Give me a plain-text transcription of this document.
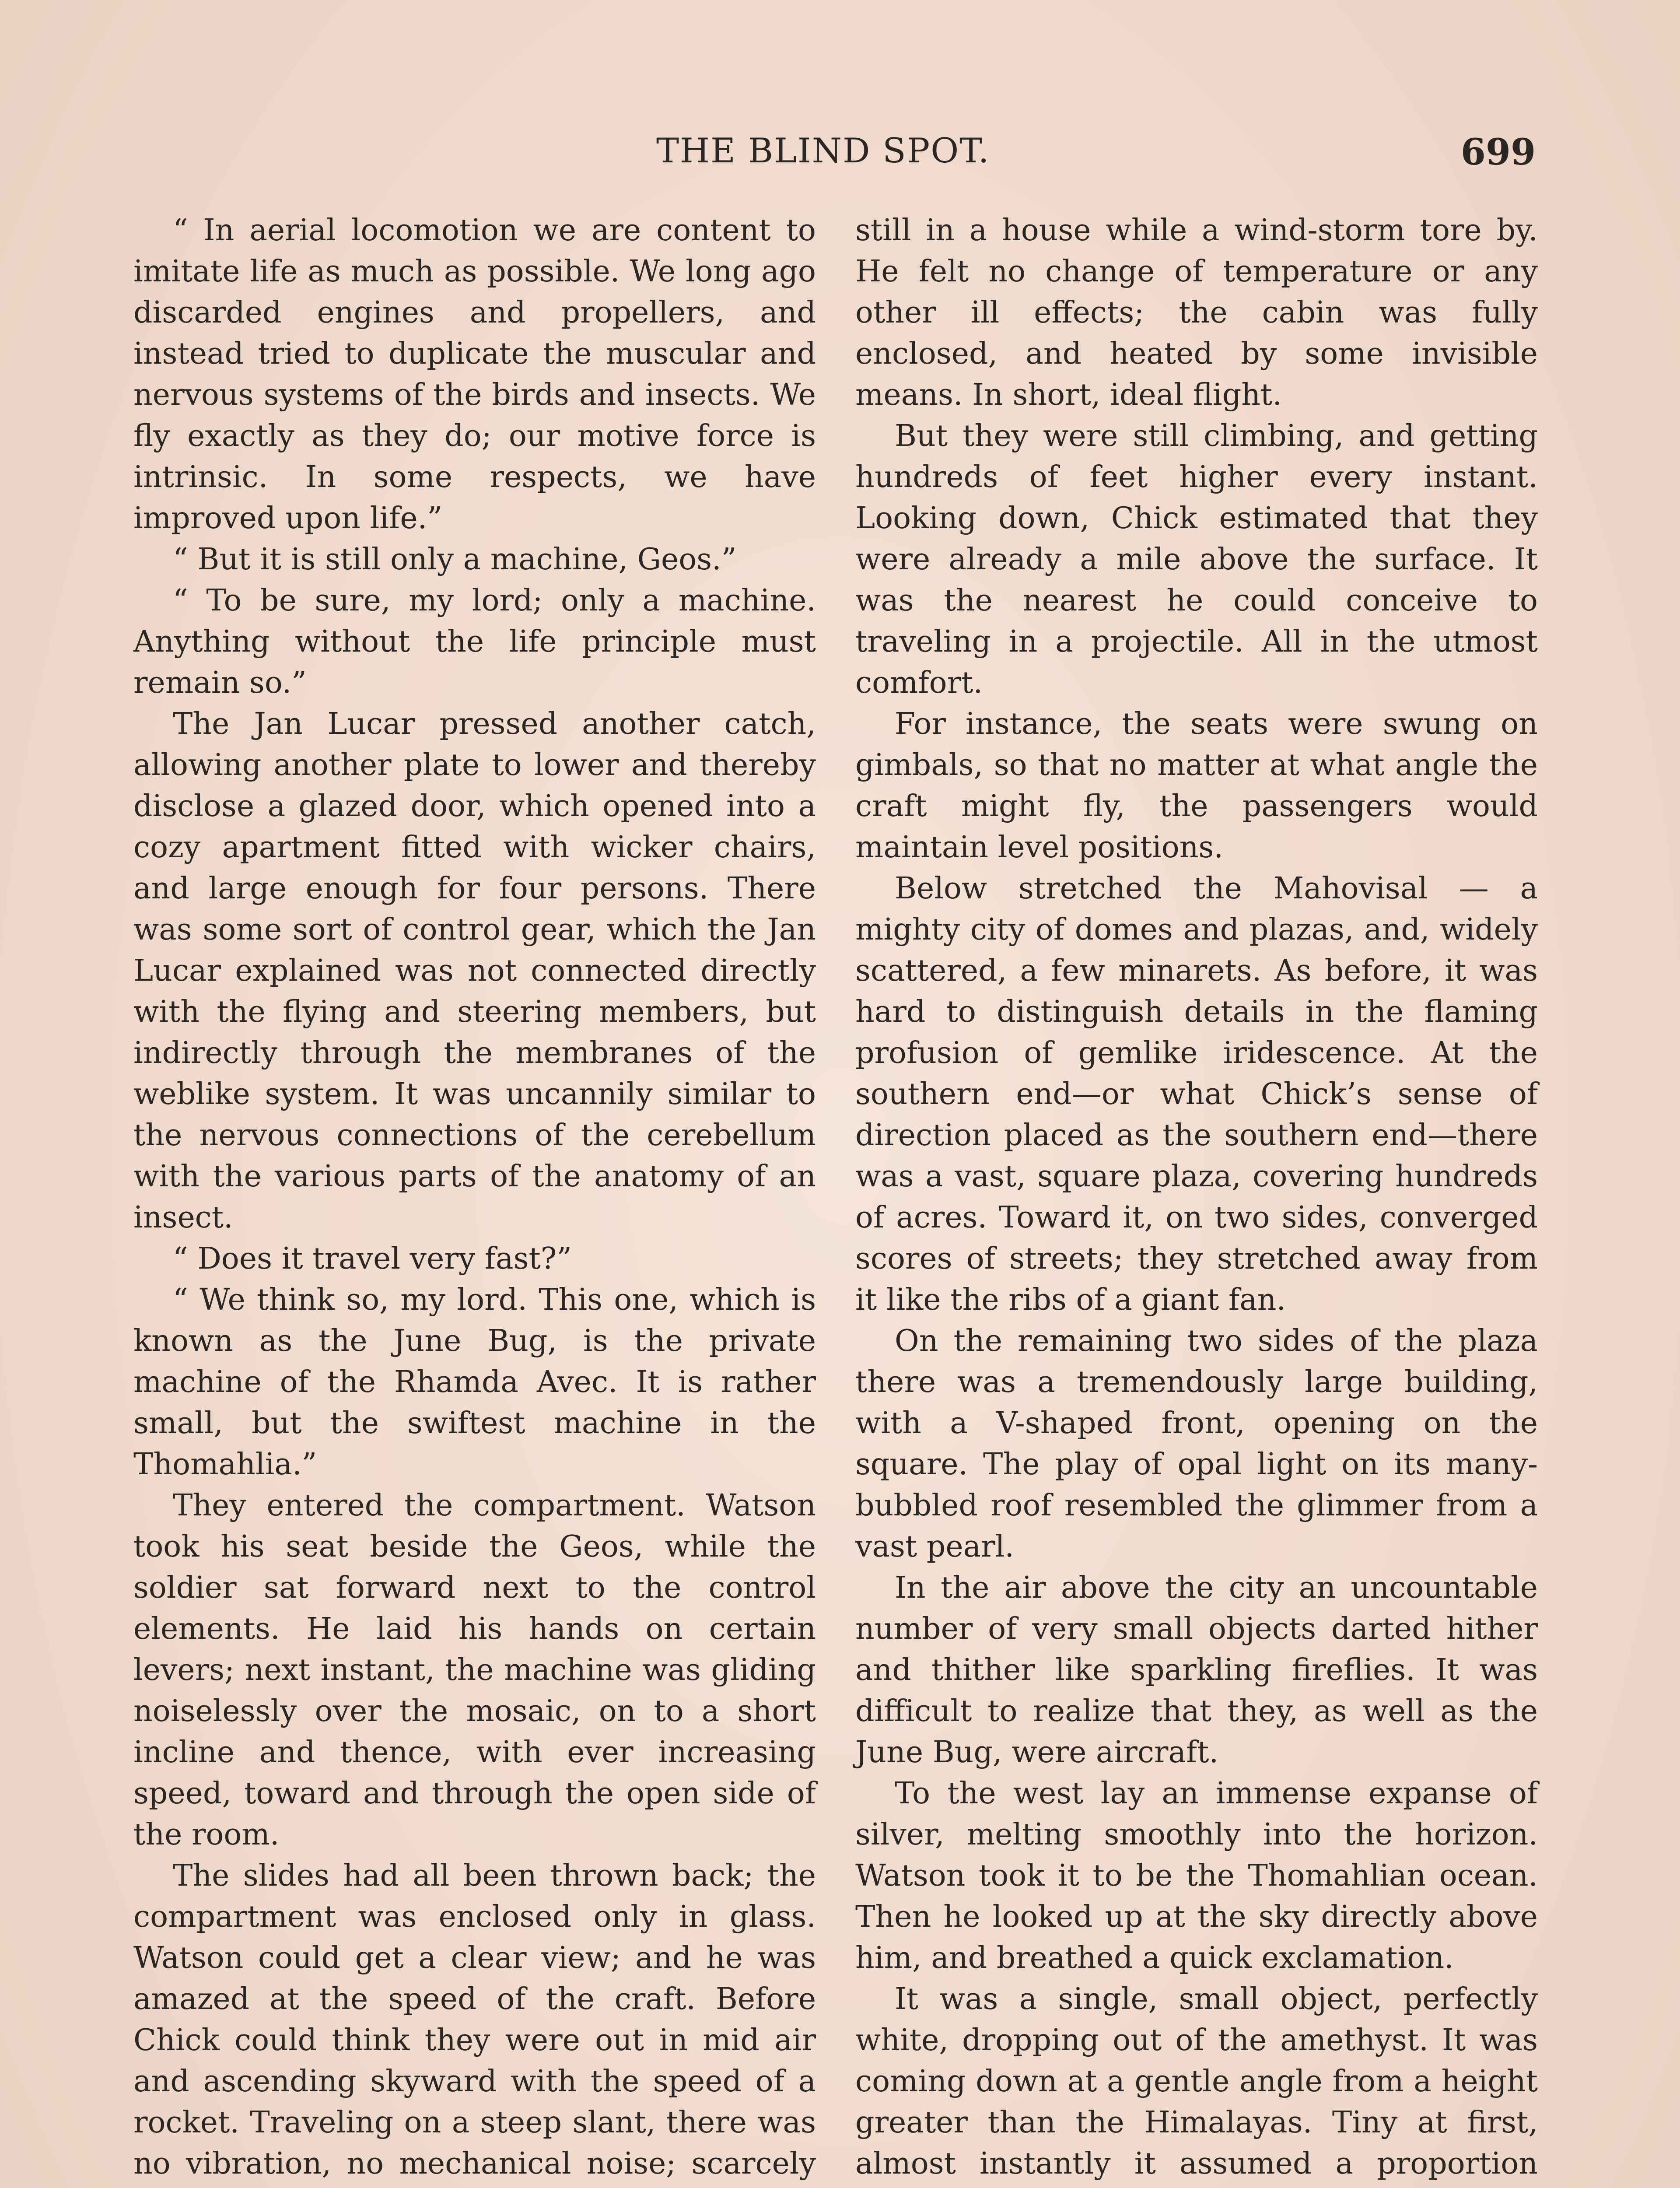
THE BLIND SPOT.	699

“ In aerial locomotion we are content to imitate life as much as possible. We long ago discarded engines and propellers, and instead tried to duplicate the muscular and nervous systems of the birds and insects. We fly exactly as they do; our motive force is intrinsic. In some respects, we have improved upon life.”

“ But it is still only a machine, Geos.”

“ To be sure, my lord; only a machine. Anything without the life principle must remain so.”

The Jan Lucar pressed another catch, allowing another plate to lower and thereby disclose a glazed door, which opened into a cozy apartment fitted with wicker chairs, and large enough for four persons. There was some sort of control gear, which the Jan Lucar explained was not connected directly with the flying and steering members, but indirectly through the membranes of the weblike system. It was uncannily similar to the nervous connections of the cerebellum with the various parts of the anatomy of an insect.

“ Does it travel very fast?”

“ We think so, my lord. This one, which is known as the June Bug, is the private machine of the Rhamda Avec. It is rather small, but the swiftest machine in the Thomahlia.”

They entered the compartment. Watson took his seat beside the Geos, while the soldier sat forward next to the control elements. He laid his hands on certain levers; next instant, the machine was gliding noiselessly over the mosaic, on to a short incline and thence, with ever increasing speed, toward and through the open side of the room.

The slides had all been thrown back; the compartment was enclosed only in glass. Watson could get a clear view; and he was amazed at the speed of the craft. Before Chick could think they were out in mid air and ascending skyward with the speed of a rocket. Traveling on a steep slant, there was no vibration, no mechanical noise; scarcely

still in a house while a wind-storm tore by. He felt no change of temperature or any other ill effects; the cabin was fully enclosed, and heated by some invisible means. In short, ideal flight.

But they were still climbing, and getting hundreds of feet higher every instant. Looking down, Chick estimated that they were already a mile above the surface. It was the nearest he could conceive to traveling in a projectile. All in the utmost comfort.

For instance, the seats were swung on gimbals, so that no matter at what angle the craft might fly, the passengers would maintain level positions.

Below stretched the Mahovisal — a mighty city of domes and plazas, and, widely scattered, a few minarets. As before, it was hard to distinguish details in the flaming profusion of gemlike iridescence. At the southern end—or what Chick’s sense of direction placed as the southern end—there was a vast, square plaza, covering hundreds of acres. Toward it, on two sides, converged scores of streets; they stretched away from it like the ribs of a giant fan.

On the remaining two sides of the plaza there was a tremendously large building, with a V-shaped front, opening on the square. The play of opal light on its many-bubbled roof resembled the glimmer from a vast pearl.

In the air above the city an uncountable number of very small objects darted hither and thither like sparkling fireflies. It was difficult to realize that they, as well as the June Bug, were aircraft.

To the west lay an immense expanse of silver, melting smoothly into the horizon. Watson took it to be the Thomahlian ocean. Then he looked up at the sky directly above him, and breathed a quick exclamation.

It was a single, small object, perfectly white, dropping out of the amethyst. It was coming down at a gentle angle from a height greater than the Himalayas. Tiny at first, almost instantly it assumed a proportion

+===+

* **REQUIREMENTS**
Report how many lines in the listing above include the word "enclosed". Give nothing but the number.

* **TASK ANSWER**
2